Source data
** begin **

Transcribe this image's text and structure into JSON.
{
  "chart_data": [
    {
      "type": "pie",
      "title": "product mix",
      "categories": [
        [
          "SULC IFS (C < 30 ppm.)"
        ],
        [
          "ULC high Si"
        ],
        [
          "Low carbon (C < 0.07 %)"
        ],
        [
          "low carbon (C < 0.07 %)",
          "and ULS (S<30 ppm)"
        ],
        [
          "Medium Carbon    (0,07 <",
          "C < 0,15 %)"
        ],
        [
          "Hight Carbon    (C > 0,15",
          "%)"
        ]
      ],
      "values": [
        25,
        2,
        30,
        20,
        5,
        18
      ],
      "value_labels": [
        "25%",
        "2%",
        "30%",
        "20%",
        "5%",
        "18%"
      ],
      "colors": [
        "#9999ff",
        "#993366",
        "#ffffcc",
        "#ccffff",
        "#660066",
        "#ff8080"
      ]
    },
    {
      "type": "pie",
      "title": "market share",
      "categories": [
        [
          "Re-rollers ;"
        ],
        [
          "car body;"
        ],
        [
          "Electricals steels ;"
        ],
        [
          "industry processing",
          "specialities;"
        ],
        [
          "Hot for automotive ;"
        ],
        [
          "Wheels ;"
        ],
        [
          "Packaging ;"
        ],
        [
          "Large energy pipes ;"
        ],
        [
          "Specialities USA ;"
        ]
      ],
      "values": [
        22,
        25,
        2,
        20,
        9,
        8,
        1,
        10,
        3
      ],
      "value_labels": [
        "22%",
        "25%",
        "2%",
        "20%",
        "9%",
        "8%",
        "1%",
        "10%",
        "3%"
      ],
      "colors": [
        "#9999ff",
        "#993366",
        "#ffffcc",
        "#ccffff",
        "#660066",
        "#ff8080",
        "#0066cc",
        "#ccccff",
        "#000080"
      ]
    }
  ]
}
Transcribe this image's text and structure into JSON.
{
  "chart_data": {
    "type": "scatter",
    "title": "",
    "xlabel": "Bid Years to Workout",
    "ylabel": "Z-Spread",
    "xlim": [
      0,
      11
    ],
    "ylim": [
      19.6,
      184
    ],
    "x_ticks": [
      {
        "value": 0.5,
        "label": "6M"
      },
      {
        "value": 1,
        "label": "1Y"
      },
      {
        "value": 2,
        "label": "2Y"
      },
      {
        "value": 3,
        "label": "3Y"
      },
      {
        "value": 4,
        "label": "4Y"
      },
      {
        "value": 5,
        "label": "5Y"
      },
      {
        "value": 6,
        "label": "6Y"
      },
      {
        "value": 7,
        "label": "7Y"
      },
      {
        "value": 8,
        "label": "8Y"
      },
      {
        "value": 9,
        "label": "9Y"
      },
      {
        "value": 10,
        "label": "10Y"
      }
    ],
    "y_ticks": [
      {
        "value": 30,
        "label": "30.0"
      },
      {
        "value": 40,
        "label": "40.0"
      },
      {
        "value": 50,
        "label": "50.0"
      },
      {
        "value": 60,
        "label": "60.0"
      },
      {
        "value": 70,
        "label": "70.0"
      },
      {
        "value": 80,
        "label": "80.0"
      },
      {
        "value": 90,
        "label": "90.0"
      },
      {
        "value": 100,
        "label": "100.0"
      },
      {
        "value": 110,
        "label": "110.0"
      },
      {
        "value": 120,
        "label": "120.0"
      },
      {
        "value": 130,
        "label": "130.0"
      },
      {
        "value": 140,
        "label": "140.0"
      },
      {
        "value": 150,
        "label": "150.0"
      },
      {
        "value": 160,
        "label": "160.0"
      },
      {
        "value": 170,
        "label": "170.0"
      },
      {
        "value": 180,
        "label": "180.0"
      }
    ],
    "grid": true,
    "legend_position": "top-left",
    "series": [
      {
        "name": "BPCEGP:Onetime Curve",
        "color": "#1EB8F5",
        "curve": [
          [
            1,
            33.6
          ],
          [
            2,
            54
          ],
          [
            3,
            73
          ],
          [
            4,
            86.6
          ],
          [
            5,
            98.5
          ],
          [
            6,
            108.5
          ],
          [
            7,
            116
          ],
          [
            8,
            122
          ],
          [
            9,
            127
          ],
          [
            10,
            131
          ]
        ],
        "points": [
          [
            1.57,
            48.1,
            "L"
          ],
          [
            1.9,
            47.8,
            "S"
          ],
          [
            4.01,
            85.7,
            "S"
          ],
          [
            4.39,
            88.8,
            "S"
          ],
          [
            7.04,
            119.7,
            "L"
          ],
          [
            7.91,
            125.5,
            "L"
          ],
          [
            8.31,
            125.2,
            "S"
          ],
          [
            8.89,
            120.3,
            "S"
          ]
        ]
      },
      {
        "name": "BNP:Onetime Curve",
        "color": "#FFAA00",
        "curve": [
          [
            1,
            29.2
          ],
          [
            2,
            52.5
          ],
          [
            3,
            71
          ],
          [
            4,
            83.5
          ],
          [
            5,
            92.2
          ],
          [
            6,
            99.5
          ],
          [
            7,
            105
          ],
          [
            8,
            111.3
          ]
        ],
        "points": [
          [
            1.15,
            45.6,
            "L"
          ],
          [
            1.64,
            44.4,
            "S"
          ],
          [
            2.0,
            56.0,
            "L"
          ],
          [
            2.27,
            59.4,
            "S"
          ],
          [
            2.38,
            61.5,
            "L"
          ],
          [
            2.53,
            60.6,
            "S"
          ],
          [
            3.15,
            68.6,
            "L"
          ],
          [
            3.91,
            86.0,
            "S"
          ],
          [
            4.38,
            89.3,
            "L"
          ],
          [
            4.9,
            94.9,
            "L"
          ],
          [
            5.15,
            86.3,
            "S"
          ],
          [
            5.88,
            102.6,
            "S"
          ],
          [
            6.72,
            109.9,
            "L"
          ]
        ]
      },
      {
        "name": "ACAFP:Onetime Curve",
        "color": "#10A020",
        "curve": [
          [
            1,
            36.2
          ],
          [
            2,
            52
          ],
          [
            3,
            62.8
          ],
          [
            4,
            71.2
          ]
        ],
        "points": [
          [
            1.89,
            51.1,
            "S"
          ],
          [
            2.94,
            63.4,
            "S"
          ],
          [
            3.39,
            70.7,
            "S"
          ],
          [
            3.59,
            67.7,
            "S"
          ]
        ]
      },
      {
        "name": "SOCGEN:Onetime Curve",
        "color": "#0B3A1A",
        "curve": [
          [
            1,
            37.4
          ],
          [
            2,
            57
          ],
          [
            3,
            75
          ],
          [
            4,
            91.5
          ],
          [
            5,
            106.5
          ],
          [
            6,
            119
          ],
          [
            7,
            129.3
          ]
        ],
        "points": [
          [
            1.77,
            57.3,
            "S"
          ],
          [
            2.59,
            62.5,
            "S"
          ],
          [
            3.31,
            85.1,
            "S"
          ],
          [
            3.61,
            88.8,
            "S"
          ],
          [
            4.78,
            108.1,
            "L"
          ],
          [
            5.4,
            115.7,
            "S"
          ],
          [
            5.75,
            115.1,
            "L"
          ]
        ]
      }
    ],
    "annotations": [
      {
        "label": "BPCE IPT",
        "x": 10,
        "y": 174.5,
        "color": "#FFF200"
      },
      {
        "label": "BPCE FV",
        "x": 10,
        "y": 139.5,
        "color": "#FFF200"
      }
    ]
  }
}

** end **

Write out the listing once more, matching it exactly.

**The solution**
Transcribe this image's text and structure into JSON.
{
  "chart_data": [
    {
      "type": "pie",
      "title": "product mix",
      "categories": [
        [
          "SULC IFS (C < 30 ppm.)"
        ],
        [
          "ULC high Si"
        ],
        [
          "Low carbon (C < 0.07 %)"
        ],
        [
          "low carbon (C < 0.07 %)",
          "and ULS (S<30 ppm)"
        ],
        [
          "Medium Carbon    (0,07 <",
          "C < 0,15 %)"
        ],
        [
          "Hight Carbon    (C > 0,15",
          "%)"
        ]
      ],
      "values": [
        25,
        2,
        30,
        20,
        5,
        18
      ],
      "value_labels": [
        "25%",
        "2%",
        "30%",
        "20%",
        "5%",
        "18%"
      ],
      "colors": [
        "#9999ff",
        "#993366",
        "#ffffcc",
        "#ccffff",
        "#660066",
        "#ff8080"
      ]
    },
    {
      "type": "pie",
      "title": "market share",
      "categories": [
        [
          "Re-rollers ;"
        ],
        [
          "car body;"
        ],
        [
          "Electricals steels ;"
        ],
        [
          "industry processing",
          "specialities;"
        ],
        [
          "Hot for automotive ;"
        ],
        [
          "Wheels ;"
        ],
        [
          "Packaging ;"
        ],
        [
          "Large energy pipes ;"
        ],
        [
          "Specialities USA ;"
        ]
      ],
      "values": [
        22,
        25,
        2,
        20,
        9,
        8,
        1,
        10,
        3
      ],
      "value_labels": [
        "22%",
        "25%",
        "2%",
        "20%",
        "9%",
        "8%",
        "1%",
        "10%",
        "3%"
      ],
      "colors": [
        "#9999ff",
        "#993366",
        "#ffffcc",
        "#ccffff",
        "#660066",
        "#ff8080",
        "#0066cc",
        "#ccccff",
        "#000080"
      ]
    }
  ]
}
Transcribe this image's text and structure into JSON.
{
  "chart_data": {
    "type": "scatter",
    "title": "",
    "xlabel": "Bid Years to Workout",
    "ylabel": "Z-Spread",
    "xlim": [
      0,
      11
    ],
    "ylim": [
      19.6,
      184
    ],
    "x_ticks": [
      {
        "value": 0.5,
        "label": "6M"
      },
      {
        "value": 1,
        "label": "1Y"
      },
      {
        "value": 2,
        "label": "2Y"
      },
      {
        "value": 3,
        "label": "3Y"
      },
      {
        "value": 4,
        "label": "4Y"
      },
      {
        "value": 5,
        "label": "5Y"
      },
      {
        "value": 6,
        "label": "6Y"
      },
      {
        "value": 7,
        "label": "7Y"
      },
      {
        "value": 8,
        "label": "8Y"
      },
      {
        "value": 9,
        "label": "9Y"
      },
      {
        "value": 10,
        "label": "10Y"
      }
    ],
    "y_ticks": [
      {
        "value": 30,
        "label": "30.0"
      },
      {
        "value": 40,
        "label": "40.0"
      },
      {
        "value": 50,
        "label": "50.0"
      },
      {
        "value": 60,
        "label": "60.0"
      },
      {
        "value": 70,
        "label": "70.0"
      },
      {
        "value": 80,
        "label": "80.0"
      },
      {
        "value": 90,
        "label": "90.0"
      },
      {
        "value": 100,
        "label": "100.0"
      },
      {
        "value": 110,
        "label": "110.0"
      },
      {
        "value": 120,
        "label": "120.0"
      },
      {
        "value": 130,
        "label": "130.0"
      },
      {
        "value": 140,
        "label": "140.0"
      },
      {
        "value": 150,
        "label": "150.0"
      },
      {
        "value": 160,
        "label": "160.0"
      },
      {
        "value": 170,
        "label": "170.0"
      },
      {
        "value": 180,
        "label": "180.0"
      }
    ],
    "grid": true,
    "legend_position": "top-left",
    "series": [
      {
        "name": "BPCEGP:Onetime Curve",
        "color": "#1EB8F5",
        "curve": [
          [
            1,
            33.6
          ],
          [
            2,
            54
          ],
          [
            3,
            73
          ],
          [
            4,
            86.6
          ],
          [
            5,
            98.5
          ],
          [
            6,
            108.5
          ],
          [
            7,
            116
          ],
          [
            8,
            122
          ],
          [
            9,
            127
          ],
          [
            10,
            131
          ]
        ],
        "points": [
          [
            1.57,
            48.1,
            "L"
          ],
          [
            1.9,
            47.8,
            "S"
          ],
          [
            4.01,
            85.7,
            "S"
          ],
          [
            4.39,
            88.8,
            "S"
          ],
          [
            7.04,
            119.7,
            "L"
          ],
          [
            7.91,
            125.5,
            "L"
          ],
          [
            8.31,
            125.2,
            "S"
          ],
          [
            8.89,
            120.3,
            "S"
          ]
        ]
      },
      {
        "name": "BNP:Onetime Curve",
        "color": "#FFAA00",
        "curve": [
          [
            1,
            29.2
          ],
          [
            2,
            52.5
          ],
          [
            3,
            71
          ],
          [
            4,
            83.5
          ],
          [
            5,
            92.2
          ],
          [
            6,
            99.5
          ],
          [
            7,
            105
          ],
          [
            8,
            111.3
          ]
        ],
        "points": [
          [
            1.15,
            45.6,
            "L"
          ],
          [
            1.64,
            44.4,
            "S"
          ],
          [
            2.0,
            56.0,
            "L"
          ],
          [
            2.27,
            59.4,
            "S"
          ],
          [
            2.38,
            61.5,
            "L"
          ],
          [
            2.53,
            60.6,
            "S"
          ],
          [
            3.15,
            68.6,
            "L"
          ],
          [
            3.91,
            86.0,
            "S"
          ],
          [
            4.38,
            89.3,
            "L"
          ],
          [
            4.9,
            94.9,
            "L"
          ],
          [
            5.15,
            86.3,
            "S"
          ],
          [
            5.88,
            102.6,
            "S"
          ],
          [
            6.72,
            109.9,
            "L"
          ]
        ]
      },
      {
        "name": "ACAFP:Onetime Curve",
        "color": "#10A020",
        "curve": [
          [
            1,
            36.2
          ],
          [
            2,
            52
          ],
          [
            3,
            62.8
          ],
          [
            4,
            71.2
          ]
        ],
        "points": [
          [
            1.89,
            51.1,
            "S"
          ],
          [
            2.94,
            63.4,
            "S"
          ],
          [
            3.39,
            70.7,
            "S"
          ],
          [
            3.59,
            67.7,
            "S"
          ]
        ]
      },
      {
        "name": "SOCGEN:Onetime Curve",
        "color": "#0B3A1A",
        "curve": [
          [
            1,
            37.4
          ],
          [
            2,
            57
          ],
          [
            3,
            75
          ],
          [
            4,
            91.5
          ],
          [
            5,
            106.5
          ],
          [
            6,
            119
          ],
          [
            7,
            129.3
          ]
        ],
        "points": [
          [
            1.77,
            57.3,
            "S"
          ],
          [
            2.59,
            62.5,
            "S"
          ],
          [
            3.31,
            85.1,
            "S"
          ],
          [
            3.61,
            88.8,
            "S"
          ],
          [
            4.78,
            108.1,
            "L"
          ],
          [
            5.4,
            115.7,
            "S"
          ],
          [
            5.75,
            115.1,
            "L"
          ]
        ]
      }
    ],
    "annotations": [
      {
        "label": "BPCE IPT",
        "x": 10,
        "y": 174.5,
        "color": "#FFF200"
      },
      {
        "label": "BPCE FV",
        "x": 10,
        "y": 139.5,
        "color": "#FFF200"
      }
    ]
  }
}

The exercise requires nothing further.